* Aim of the exercise: Show every line below where "subtitle" can be found.

* Provided records:
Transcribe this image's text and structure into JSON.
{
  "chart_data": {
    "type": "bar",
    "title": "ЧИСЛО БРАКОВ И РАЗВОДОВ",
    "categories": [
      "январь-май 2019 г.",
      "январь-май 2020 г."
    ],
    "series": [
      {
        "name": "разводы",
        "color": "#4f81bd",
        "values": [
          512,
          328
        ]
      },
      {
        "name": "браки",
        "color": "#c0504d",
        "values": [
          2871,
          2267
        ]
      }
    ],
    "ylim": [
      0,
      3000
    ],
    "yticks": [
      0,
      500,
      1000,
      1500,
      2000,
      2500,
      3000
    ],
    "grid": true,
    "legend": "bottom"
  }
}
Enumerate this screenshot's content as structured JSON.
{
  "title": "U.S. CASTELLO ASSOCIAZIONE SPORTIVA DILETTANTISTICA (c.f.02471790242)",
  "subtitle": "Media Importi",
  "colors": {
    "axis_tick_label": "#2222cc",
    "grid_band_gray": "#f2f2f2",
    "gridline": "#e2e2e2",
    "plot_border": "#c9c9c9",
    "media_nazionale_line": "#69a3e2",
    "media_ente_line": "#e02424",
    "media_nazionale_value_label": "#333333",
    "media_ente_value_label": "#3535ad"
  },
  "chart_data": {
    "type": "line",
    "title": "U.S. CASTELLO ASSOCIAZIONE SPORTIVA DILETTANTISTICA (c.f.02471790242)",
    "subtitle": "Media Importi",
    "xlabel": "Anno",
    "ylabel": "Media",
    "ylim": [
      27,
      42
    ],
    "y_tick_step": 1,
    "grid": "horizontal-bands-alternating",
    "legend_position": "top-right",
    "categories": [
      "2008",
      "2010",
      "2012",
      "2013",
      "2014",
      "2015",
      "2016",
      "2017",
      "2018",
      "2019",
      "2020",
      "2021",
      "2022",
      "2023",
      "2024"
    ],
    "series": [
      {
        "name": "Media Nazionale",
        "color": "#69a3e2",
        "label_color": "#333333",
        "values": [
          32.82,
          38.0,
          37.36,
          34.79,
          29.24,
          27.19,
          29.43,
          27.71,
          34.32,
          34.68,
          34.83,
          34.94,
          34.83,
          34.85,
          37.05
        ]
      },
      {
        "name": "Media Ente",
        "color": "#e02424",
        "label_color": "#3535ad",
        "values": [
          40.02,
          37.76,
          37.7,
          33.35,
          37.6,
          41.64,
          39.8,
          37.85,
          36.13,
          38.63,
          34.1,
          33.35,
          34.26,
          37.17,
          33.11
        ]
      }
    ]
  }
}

* Exercise solution:
  "subtitle": "Media Importi",
    "subtitle": "Media Importi",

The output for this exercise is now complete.